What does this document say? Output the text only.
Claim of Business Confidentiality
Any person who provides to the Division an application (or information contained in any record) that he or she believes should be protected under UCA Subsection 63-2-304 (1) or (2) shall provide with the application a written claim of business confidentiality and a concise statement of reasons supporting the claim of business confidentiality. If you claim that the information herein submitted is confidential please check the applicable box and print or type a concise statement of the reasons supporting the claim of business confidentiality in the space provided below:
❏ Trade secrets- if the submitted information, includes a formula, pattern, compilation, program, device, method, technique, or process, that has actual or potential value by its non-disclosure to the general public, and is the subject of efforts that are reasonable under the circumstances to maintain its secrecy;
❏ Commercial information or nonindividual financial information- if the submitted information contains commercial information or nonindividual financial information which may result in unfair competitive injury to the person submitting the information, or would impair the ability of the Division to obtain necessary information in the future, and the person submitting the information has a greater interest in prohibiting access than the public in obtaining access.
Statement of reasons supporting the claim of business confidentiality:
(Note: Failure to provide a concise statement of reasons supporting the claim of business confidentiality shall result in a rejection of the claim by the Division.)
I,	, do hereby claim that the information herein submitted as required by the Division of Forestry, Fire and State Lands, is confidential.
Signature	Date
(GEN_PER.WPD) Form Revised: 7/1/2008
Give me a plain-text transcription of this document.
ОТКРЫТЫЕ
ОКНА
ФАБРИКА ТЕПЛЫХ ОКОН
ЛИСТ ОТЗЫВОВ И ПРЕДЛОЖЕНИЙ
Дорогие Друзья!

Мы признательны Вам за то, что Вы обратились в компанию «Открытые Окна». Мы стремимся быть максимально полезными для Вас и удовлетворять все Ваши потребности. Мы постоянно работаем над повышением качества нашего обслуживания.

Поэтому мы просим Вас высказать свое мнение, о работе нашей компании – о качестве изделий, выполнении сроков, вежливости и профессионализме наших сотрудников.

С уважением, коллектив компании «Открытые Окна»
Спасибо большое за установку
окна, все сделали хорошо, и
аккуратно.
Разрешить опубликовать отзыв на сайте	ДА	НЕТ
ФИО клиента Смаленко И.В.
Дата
*****
**What this task involves**
Each line from the one with "Give me a plain-text" through the last line of the records must be written out word for word. Include nothing else.

**Answer for the task**
Give me a plain-text transcription of this document.
ОТКРЫТЫЕ
ОКНА
ФАБРИКА ТЕПЛЫХ ОКОН
ЛИСТ ОТЗЫВОВ И ПРЕДЛОЖЕНИЙ
Дорогие Друзья!

Мы признательны Вам за то, что Вы обратились в компанию «Открытые Окна». Мы стремимся быть максимально полезными для Вас и удовлетворять все Ваши потребности. Мы постоянно работаем над повышением качества нашего обслуживания.

Поэтому мы просим Вас высказать свое мнение, о работе нашей компании – о качестве изделий, выполнении сроков, вежливости и профессионализме наших сотрудников.

С уважением, коллектив компании «Открытые Окна»
Спасибо большое за установку
окна, все сделали хорошо, и
аккуратно.
Разрешить опубликовать отзыв на сайте	ДА	НЕТ
ФИО клиента Смаленко И.В.
Дата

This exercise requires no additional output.